What is required
Word for word, transcribe the lines below and drop the pictures.

[Dataset items]
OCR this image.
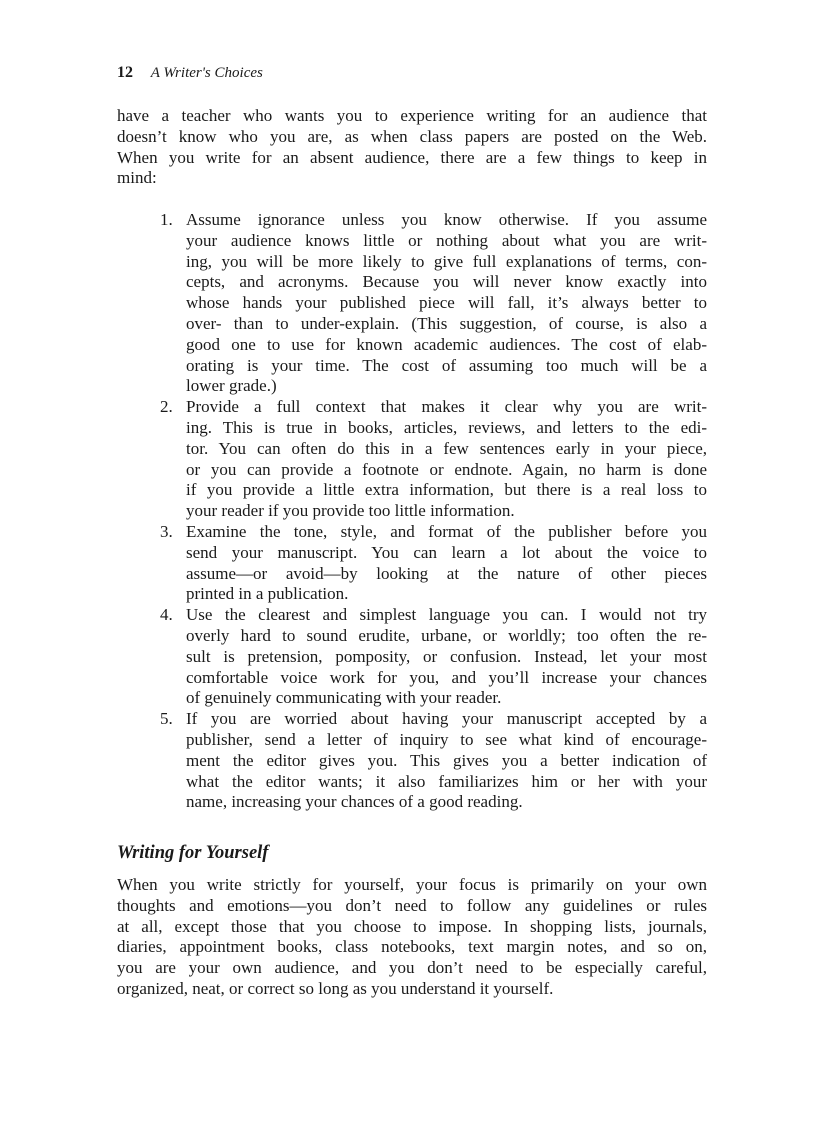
12 A Writer's Choices
have a teacher who wants you to experience writing for an audience that
doesn’t know who you are, as when class papers are posted on the Web.
When you write for an absent audience, there are a few things to keep in
mind:
1. Assume ignorance unless you know otherwise. If you assume
your audience knows little or nothing about what you are writ-
ing, you will be more likely to give full explanations of terms, con-
cepts, and acronyms. Because you will never know exactly into
whose hands your published piece will fall, it’s always better to
over- than to under-explain. (This suggestion, of course, is also a
good one to use for known academic audiences. The cost of elab-
orating is your time. The cost of assuming too much will be a
lower grade.)
2. Provide a full context that makes it clear why you are writ-
ing. This is true in books, articles, reviews, and letters to the edi-
tor. You can often do this in a few sentences early in your piece,
or you can provide a footnote or endnote. Again, no harm is done
if you provide a little extra information, but there is a real loss to
your reader if you provide too little information.
3. Examine the tone, style, and format of the publisher before you
send your manuscript. You can learn a lot about the voice to
assume—or avoid—by looking at the nature of other pieces
printed in a publication.
4. Use the clearest and simplest language you can. I would not try
overly hard to sound erudite, urbane, or worldly; too often the re-
sult is pretension, pomposity, or confusion. Instead, let your most
comfortable voice work for you, and you’ll increase your chances
of genuinely communicating with your reader.
5. If you are worried about having your manuscript accepted by a
publisher, send a letter of inquiry to see what kind of encourage-
ment the editor gives you. This gives you a better indication of
what the editor wants; it also familiarizes him or her with your
name, increasing your chances of a good reading.
Writing for Yourself
When you write strictly for yourself, your focus is primarily on your own
thoughts and emotions—you don’t need to follow any guidelines or rules
at all, except those that you choose to impose. In shopping lists, journals,
diaries, appointment books, class notebooks, text margin notes, and so on,
you are your own audience, and you don’t need to be especially careful,
organized, neat, or correct so long as you understand it yourself.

The reply
OCR this image.
12 A Writer's Choices
have a teacher who wants you to experience writing for an audience that
doesn’t know who you are, as when class papers are posted on the Web.
When you write for an absent audience, there are a few things to keep in
mind:
1. Assume ignorance unless you know otherwise. If you assume
your audience knows little or nothing about what you are writ-
ing, you will be more likely to give full explanations of terms, con-
cepts, and acronyms. Because you will never know exactly into
whose hands your published piece will fall, it’s always better to
over- than to under-explain. (This suggestion, of course, is also a
good one to use for known academic audiences. The cost of elab-
orating is your time. The cost of assuming too much will be a
lower grade.)
2. Provide a full context that makes it clear why you are writ-
ing. This is true in books, articles, reviews, and letters to the edi-
tor. You can often do this in a few sentences early in your piece,
or you can provide a footnote or endnote. Again, no harm is done
if you provide a little extra information, but there is a real loss to
your reader if you provide too little information.
3. Examine the tone, style, and format of the publisher before you
send your manuscript. You can learn a lot about the voice to
assume—or avoid—by looking at the nature of other pieces
printed in a publication.
4. Use the clearest and simplest language you can. I would not try
overly hard to sound erudite, urbane, or worldly; too often the re-
sult is pretension, pomposity, or confusion. Instead, let your most
comfortable voice work for you, and you’ll increase your chances
of genuinely communicating with your reader.
5. If you are worried about having your manuscript accepted by a
publisher, send a letter of inquiry to see what kind of encourage-
ment the editor gives you. This gives you a better indication of
what the editor wants; it also familiarizes him or her with your
name, increasing your chances of a good reading.
Writing for Yourself
When you write strictly for yourself, your focus is primarily on your own
thoughts and emotions—you don’t need to follow any guidelines or rules
at all, except those that you choose to impose. In shopping lists, journals,
diaries, appointment books, class notebooks, text margin notes, and so on,
you are your own audience, and you don’t need to be especially careful,
organized, neat, or correct so long as you understand it yourself.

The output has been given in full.